**Your objective:** Pick out each line of the records that includes the string "phẩm", and copy it.

***** Exercise materials

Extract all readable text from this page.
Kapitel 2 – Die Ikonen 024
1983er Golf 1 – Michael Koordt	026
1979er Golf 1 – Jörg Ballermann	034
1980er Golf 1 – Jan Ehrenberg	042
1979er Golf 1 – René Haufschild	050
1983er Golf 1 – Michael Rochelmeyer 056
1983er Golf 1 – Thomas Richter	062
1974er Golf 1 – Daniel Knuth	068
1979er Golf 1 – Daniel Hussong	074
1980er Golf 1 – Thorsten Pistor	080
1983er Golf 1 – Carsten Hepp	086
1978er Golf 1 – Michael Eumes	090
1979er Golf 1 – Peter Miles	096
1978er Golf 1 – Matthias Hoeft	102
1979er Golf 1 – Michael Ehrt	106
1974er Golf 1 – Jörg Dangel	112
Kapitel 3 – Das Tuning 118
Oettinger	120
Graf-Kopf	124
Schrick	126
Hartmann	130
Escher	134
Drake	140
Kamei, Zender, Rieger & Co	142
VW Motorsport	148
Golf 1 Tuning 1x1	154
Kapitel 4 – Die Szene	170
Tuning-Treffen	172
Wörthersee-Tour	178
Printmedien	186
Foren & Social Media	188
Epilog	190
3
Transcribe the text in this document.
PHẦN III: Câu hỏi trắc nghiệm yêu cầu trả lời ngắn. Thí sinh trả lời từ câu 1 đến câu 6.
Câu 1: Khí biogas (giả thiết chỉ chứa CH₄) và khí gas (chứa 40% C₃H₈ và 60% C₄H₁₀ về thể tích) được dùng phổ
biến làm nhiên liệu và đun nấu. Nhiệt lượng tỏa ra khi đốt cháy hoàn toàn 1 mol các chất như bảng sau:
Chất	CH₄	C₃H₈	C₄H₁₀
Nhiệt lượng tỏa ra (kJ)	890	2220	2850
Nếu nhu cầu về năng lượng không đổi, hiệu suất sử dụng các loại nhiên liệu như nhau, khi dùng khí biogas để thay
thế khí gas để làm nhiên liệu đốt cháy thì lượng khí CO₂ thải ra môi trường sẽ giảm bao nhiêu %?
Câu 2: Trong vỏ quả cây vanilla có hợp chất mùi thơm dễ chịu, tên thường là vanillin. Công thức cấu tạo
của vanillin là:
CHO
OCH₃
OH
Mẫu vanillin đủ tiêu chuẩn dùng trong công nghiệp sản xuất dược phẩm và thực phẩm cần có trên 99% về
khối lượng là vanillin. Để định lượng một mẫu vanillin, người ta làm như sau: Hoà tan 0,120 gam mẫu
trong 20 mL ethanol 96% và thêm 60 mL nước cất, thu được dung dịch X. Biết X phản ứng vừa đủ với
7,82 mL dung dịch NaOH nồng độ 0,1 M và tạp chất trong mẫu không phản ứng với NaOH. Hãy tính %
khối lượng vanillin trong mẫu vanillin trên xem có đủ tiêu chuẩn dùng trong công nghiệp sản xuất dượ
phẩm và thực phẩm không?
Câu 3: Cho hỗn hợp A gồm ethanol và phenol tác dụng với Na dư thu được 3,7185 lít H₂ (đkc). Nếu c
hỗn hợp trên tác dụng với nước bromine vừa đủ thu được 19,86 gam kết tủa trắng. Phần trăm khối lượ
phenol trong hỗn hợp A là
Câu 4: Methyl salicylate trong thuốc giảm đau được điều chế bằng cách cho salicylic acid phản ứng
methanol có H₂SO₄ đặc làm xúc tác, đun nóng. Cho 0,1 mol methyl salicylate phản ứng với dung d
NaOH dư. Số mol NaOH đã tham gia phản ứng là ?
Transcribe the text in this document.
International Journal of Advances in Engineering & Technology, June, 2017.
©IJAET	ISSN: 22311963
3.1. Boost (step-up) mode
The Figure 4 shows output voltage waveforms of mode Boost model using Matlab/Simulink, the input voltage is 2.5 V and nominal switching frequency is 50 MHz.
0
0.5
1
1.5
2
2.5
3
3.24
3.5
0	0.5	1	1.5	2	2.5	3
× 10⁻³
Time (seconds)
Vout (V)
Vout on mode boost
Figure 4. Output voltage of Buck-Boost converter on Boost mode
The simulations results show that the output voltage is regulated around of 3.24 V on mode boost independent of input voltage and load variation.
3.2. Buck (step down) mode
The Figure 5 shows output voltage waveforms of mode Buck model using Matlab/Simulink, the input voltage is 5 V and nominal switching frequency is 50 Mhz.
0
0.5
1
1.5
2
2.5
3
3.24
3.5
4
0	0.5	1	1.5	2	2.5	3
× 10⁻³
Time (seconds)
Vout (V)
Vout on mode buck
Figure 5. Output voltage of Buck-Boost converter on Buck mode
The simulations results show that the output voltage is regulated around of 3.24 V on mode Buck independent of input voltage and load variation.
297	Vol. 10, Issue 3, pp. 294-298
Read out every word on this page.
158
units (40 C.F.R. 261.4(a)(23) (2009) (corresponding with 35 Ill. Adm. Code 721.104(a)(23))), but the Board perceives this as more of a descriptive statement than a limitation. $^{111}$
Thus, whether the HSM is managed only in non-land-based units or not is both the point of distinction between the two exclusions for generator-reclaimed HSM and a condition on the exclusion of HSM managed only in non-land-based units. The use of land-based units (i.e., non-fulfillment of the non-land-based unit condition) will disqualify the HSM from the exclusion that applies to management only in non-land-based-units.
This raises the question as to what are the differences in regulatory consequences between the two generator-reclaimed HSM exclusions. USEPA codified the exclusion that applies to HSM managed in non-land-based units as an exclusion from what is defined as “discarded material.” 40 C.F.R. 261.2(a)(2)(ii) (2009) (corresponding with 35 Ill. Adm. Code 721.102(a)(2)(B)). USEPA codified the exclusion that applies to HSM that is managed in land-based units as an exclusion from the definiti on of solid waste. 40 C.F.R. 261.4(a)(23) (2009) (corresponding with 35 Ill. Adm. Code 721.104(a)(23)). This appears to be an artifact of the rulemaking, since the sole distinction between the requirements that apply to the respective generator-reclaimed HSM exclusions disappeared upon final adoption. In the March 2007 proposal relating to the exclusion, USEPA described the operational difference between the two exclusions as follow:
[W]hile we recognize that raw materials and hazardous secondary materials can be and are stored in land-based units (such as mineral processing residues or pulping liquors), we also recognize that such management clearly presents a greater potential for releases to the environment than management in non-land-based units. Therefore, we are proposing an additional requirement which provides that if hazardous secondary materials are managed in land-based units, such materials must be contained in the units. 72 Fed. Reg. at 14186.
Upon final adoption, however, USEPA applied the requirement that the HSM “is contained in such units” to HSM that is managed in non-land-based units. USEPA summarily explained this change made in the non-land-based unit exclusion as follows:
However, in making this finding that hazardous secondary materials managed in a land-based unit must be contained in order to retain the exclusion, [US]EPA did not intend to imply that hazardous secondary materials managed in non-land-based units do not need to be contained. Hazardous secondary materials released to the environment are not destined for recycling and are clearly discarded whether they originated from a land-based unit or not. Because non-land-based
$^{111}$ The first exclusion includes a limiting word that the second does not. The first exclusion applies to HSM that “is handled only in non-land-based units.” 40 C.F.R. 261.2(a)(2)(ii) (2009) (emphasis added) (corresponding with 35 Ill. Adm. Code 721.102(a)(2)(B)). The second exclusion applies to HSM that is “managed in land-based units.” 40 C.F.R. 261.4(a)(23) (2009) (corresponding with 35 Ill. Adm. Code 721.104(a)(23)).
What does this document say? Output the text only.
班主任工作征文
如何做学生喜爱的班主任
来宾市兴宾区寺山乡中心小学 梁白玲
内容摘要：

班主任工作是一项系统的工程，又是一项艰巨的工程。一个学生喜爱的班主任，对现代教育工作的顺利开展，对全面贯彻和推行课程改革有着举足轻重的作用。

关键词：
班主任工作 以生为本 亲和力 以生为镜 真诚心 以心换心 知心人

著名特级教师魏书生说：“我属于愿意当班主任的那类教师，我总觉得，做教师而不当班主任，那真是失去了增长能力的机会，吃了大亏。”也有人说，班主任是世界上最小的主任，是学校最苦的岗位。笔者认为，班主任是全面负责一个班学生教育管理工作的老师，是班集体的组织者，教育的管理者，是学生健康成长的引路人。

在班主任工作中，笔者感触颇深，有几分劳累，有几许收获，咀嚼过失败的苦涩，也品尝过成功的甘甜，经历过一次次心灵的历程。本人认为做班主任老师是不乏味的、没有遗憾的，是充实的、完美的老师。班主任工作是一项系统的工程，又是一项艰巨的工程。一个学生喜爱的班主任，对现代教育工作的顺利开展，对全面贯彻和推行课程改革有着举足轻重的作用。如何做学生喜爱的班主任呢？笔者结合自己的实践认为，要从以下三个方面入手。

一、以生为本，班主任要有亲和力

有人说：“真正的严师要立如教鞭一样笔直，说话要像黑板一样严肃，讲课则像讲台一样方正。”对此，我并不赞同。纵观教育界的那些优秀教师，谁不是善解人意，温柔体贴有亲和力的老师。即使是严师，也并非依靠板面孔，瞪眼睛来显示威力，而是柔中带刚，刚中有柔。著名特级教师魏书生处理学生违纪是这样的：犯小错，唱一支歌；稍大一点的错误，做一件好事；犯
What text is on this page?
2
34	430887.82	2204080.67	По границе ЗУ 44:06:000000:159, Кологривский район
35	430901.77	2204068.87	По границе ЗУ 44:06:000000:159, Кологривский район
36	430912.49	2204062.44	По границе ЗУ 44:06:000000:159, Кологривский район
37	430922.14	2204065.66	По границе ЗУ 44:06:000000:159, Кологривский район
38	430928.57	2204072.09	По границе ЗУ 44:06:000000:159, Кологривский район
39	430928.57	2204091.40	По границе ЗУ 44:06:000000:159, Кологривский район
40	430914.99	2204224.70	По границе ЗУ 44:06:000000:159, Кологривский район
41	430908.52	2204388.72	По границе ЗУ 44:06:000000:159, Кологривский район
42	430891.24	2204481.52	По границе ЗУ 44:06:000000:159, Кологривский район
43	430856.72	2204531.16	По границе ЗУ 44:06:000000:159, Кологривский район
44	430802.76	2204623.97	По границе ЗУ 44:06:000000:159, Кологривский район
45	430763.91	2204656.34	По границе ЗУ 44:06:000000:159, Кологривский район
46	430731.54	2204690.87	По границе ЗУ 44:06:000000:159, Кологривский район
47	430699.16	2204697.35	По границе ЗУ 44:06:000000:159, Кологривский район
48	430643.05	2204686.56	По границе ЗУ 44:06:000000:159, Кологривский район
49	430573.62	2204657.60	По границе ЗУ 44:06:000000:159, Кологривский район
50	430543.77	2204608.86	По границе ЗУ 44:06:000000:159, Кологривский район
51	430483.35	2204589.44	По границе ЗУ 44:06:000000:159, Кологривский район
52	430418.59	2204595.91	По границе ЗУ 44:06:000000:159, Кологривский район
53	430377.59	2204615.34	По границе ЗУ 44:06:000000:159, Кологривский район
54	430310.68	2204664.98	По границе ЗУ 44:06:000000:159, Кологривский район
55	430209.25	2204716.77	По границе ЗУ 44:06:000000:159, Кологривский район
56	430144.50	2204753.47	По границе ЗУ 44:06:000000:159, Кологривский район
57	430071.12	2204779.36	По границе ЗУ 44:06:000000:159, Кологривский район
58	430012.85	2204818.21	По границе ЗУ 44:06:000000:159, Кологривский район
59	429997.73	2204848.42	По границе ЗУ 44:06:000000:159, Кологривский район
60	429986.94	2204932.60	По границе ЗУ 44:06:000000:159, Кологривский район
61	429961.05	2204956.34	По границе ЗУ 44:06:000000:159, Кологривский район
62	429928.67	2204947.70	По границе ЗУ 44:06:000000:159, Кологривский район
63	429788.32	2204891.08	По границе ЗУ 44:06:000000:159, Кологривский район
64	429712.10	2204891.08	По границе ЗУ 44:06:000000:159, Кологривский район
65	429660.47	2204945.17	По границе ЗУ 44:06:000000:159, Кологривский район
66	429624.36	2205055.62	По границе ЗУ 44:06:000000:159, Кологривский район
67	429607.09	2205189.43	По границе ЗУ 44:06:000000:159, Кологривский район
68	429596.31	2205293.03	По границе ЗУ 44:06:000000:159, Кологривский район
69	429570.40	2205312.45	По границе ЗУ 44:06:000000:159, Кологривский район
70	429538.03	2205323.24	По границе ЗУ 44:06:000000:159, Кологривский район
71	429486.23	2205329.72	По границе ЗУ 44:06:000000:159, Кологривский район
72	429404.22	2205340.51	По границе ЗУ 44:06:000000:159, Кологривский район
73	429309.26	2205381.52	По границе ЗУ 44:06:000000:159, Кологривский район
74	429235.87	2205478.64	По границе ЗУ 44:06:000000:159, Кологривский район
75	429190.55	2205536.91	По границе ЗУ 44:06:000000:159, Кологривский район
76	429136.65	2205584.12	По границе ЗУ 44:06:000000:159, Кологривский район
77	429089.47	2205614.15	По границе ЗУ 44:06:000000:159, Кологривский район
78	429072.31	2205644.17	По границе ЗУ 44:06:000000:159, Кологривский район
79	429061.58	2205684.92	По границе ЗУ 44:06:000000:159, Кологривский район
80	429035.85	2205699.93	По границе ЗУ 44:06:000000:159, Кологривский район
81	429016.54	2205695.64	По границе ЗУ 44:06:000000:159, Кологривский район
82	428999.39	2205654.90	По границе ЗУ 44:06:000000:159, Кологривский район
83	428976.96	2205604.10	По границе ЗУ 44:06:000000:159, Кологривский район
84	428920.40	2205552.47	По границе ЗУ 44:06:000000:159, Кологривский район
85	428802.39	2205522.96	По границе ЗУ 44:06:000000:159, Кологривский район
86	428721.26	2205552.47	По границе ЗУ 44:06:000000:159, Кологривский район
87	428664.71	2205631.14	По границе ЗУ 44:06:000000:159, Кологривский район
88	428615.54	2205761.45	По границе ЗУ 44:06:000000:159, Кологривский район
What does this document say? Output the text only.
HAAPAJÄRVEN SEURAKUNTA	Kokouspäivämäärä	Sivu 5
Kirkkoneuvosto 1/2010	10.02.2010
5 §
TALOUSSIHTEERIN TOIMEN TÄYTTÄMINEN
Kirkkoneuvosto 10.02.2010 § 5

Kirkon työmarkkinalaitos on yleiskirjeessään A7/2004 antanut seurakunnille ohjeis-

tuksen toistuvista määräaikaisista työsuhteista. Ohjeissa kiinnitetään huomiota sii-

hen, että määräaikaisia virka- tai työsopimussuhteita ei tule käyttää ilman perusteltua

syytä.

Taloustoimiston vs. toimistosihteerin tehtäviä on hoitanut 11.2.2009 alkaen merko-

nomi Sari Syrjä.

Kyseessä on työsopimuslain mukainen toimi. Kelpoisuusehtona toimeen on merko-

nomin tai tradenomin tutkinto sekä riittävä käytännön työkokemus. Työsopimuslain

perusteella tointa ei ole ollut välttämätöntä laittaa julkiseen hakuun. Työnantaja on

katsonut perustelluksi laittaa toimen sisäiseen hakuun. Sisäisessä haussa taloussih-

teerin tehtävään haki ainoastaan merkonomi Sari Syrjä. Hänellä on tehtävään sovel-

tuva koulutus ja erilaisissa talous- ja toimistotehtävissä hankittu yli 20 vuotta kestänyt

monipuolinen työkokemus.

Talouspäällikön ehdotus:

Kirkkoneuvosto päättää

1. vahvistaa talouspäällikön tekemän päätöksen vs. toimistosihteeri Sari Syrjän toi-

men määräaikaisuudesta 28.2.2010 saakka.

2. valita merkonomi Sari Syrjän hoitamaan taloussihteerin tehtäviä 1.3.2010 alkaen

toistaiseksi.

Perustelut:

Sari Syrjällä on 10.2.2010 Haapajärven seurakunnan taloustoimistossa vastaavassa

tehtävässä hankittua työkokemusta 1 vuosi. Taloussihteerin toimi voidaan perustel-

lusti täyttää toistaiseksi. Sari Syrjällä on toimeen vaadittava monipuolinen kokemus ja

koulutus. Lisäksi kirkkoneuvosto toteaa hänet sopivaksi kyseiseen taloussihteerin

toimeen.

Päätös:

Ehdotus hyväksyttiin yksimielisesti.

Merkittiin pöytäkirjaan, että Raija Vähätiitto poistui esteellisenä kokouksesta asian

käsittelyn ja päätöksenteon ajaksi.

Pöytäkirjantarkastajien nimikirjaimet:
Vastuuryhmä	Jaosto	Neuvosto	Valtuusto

**********

**Solved exercise:**
Mẫu vanillin đủ tiêu chuẩn dùng trong công nghiệp sản xuất dược phẩm và thực phẩm cần có trên 99% về
phẩm và thực phẩm không?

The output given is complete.